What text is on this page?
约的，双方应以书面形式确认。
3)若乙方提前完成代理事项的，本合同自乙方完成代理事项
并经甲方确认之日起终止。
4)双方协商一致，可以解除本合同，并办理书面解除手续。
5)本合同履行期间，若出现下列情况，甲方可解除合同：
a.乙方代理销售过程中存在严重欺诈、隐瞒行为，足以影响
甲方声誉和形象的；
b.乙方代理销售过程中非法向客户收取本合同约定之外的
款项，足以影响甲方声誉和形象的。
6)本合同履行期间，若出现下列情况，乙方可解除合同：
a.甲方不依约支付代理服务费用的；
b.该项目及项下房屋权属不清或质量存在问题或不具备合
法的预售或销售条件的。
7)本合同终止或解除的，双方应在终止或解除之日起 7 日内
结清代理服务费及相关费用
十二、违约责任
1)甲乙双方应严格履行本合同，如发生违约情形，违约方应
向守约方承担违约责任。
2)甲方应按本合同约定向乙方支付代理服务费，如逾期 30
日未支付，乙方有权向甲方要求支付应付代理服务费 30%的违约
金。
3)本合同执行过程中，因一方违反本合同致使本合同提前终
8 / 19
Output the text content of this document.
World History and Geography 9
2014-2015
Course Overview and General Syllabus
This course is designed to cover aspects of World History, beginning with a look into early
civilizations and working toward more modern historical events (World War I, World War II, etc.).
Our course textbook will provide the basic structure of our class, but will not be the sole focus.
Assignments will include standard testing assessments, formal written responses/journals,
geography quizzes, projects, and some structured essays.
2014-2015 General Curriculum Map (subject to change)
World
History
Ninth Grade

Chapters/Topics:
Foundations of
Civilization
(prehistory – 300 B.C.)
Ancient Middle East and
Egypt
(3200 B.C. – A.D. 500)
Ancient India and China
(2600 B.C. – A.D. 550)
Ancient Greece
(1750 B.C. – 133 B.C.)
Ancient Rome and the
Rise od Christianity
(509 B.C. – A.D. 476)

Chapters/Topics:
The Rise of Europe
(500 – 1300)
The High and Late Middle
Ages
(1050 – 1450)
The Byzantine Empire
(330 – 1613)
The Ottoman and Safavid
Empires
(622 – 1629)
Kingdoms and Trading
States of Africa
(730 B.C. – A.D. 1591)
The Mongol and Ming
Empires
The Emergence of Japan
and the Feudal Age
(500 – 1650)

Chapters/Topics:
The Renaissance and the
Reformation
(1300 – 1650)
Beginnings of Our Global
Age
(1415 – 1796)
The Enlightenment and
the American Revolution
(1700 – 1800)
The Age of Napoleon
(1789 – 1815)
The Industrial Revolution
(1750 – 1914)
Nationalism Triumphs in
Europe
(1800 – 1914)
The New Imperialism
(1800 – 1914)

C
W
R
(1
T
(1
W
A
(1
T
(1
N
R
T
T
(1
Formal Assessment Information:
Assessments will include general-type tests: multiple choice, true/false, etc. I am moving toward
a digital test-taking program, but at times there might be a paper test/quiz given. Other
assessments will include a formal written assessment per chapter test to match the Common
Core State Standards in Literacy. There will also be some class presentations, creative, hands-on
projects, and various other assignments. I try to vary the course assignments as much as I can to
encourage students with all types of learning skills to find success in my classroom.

· · · · · · ·

▸ **What to produce**: Count how many lines hold the string "若出现下列情况" and give that number alone.

▸ **Solution to the problem**: 2